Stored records
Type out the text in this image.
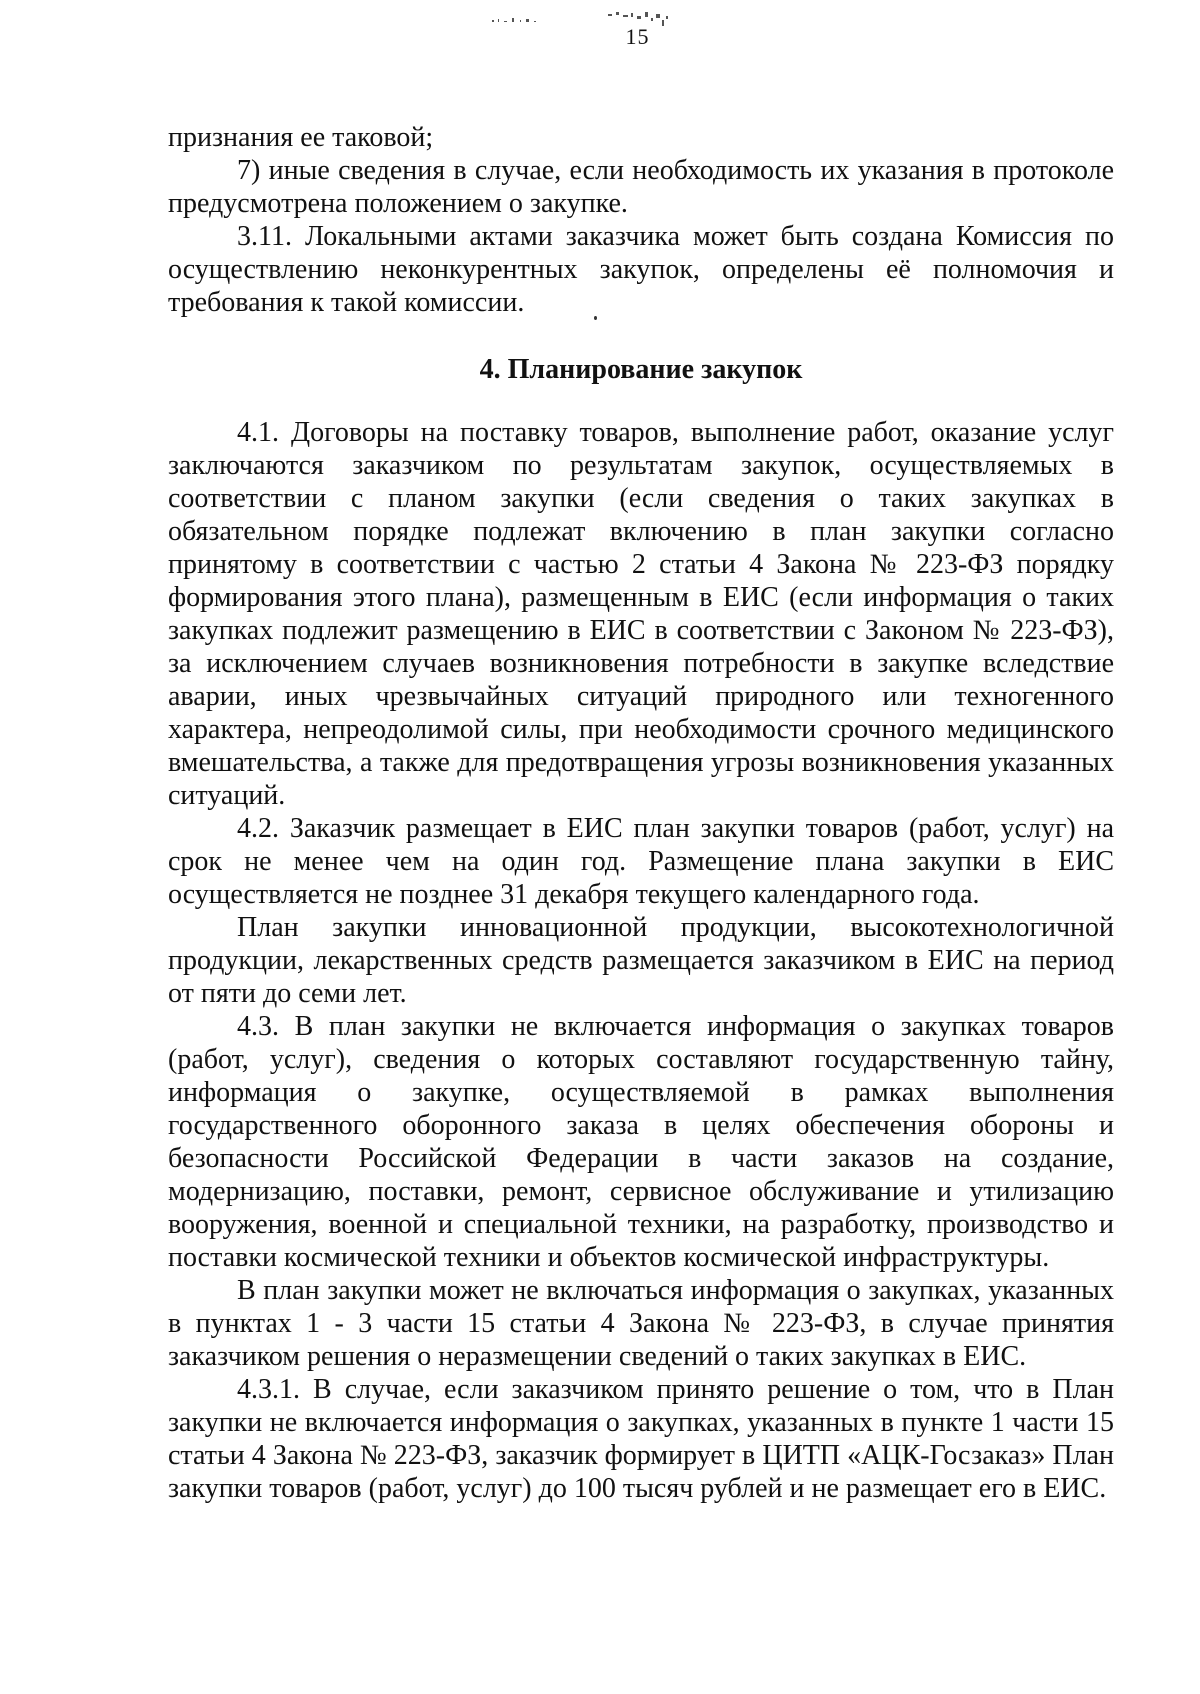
15

признания ее таковой;

7) иные сведения в случае, если необходимость их указания в протоколе предусмотрена положением о закупке.

3.11. Локальными актами заказчика может быть создана Комиссия по осуществлению неконкурентных закупок, определены её полномочия и требования к такой комиссии.

4. Планирование закупок

4.1. Договоры на поставку товаров, выполнение работ, оказание услуг заключаются заказчиком по результатам закупок, осуществляемых в соответствии с планом закупки (если сведения о таких закупках в обязательном порядке подлежат включению в план закупки согласно принятому в соответствии с частью 2 статьи 4 Закона № 223-ФЗ порядку формирования этого плана), размещенным в ЕИС (если информация о таких закупках подлежит размещению в ЕИС в соответствии с Законом № 223-ФЗ), за исключением случаев возникновения потребности в закупке вследствие аварии, иных чрезвычайных ситуаций природного или техногенного характера, непреодолимой силы, при необходимости срочного медицинского вмешательства, а также для предотвращения угрозы возникновения указанных ситуаций.

4.2. Заказчик размещает в ЕИС план закупки товаров (работ, услуг) на срок не менее чем на один год. Размещение плана закупки в ЕИС осуществляется не позднее 31 декабря текущего календарного года.

План закупки инновационной продукции, высокотехнологичной продукции, лекарственных средств размещается заказчиком в ЕИС на период от пяти до семи лет.

4.3. В план закупки не включается информация о закупках товаров (работ, услуг), сведения о которых составляют государственную тайну, информация о закупке, осуществляемой в рамках выполнения государственного оборонного заказа в целях обеспечения обороны и безопасности Российской Федерации в части заказов на создание, модернизацию, поставки, ремонт, сервисное обслуживание и утилизацию вооружения, военной и специальной техники, на разработку, производство и поставки космической техники и объектов космической инфраструктуры.

В план закупки может не включаться информация о закупках, указанных в пунктах 1 - 3 части 15 статьи 4 Закона № 223-ФЗ, в случае принятия заказчиком решения о неразмещении сведений о таких закупках в ЕИС.

4.3.1. В случае, если заказчиком принято решение о том, что в План закупки не включается информация о закупках, указанных в пункте 1 части 15 статьи 4 Закона № 223-ФЗ, заказчик формирует в ЦИТП «АЦК-Госзаказ» План закупки товаров (работ, услуг) до 100 тысяч рублей и не размещает его в ЕИС.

● Stated goal: Transcribe the preceding listing in its entirety and with exact wording, leaving out pictures.

● Expected output:
Type out the text in this image.
15

признания ее таковой;

7) иные сведения в случае, если необходимость их указания в протоколе предусмотрена положением о закупке.

3.11. Локальными актами заказчика может быть создана Комиссия по осуществлению неконкурентных закупок, определены её полномочия и требования к такой комиссии.

4. Планирование закупок

4.1. Договоры на поставку товаров, выполнение работ, оказание услуг заключаются заказчиком по результатам закупок, осуществляемых в соответствии с планом закупки (если сведения о таких закупках в обязательном порядке подлежат включению в план закупки согласно принятому в соответствии с частью 2 статьи 4 Закона № 223-ФЗ порядку формирования этого плана), размещенным в ЕИС (если информация о таких закупках подлежит размещению в ЕИС в соответствии с Законом № 223-ФЗ), за исключением случаев возникновения потребности в закупке вследствие аварии, иных чрезвычайных ситуаций природного или техногенного характера, непреодолимой силы, при необходимости срочного медицинского вмешательства, а также для предотвращения угрозы возникновения указанных ситуаций.

4.2. Заказчик размещает в ЕИС план закупки товаров (работ, услуг) на срок не менее чем на один год. Размещение плана закупки в ЕИС осуществляется не позднее 31 декабря текущего календарного года.

План закупки инновационной продукции, высокотехнологичной продукции, лекарственных средств размещается заказчиком в ЕИС на период от пяти до семи лет.

4.3. В план закупки не включается информация о закупках товаров (работ, услуг), сведения о которых составляют государственную тайну, информация о закупке, осуществляемой в рамках выполнения государственного оборонного заказа в целях обеспечения обороны и безопасности Российской Федерации в части заказов на создание, модернизацию, поставки, ремонт, сервисное обслуживание и утилизацию вооружения, военной и специальной техники, на разработку, производство и поставки космической техники и объектов космической инфраструктуры.

В план закупки может не включаться информация о закупках, указанных в пунктах 1 - 3 части 15 статьи 4 Закона № 223-ФЗ, в случае принятия заказчиком решения о неразмещении сведений о таких закупках в ЕИС.

4.3.1. В случае, если заказчиком принято решение о том, что в План закупки не включается информация о закупках, указанных в пункте 1 части 15 статьи 4 Закона № 223-ФЗ, заказчик формирует в ЦИТП «АЦК-Госзаказ» План закупки товаров (работ, услуг) до 100 тысяч рублей и не размещает его в ЕИС.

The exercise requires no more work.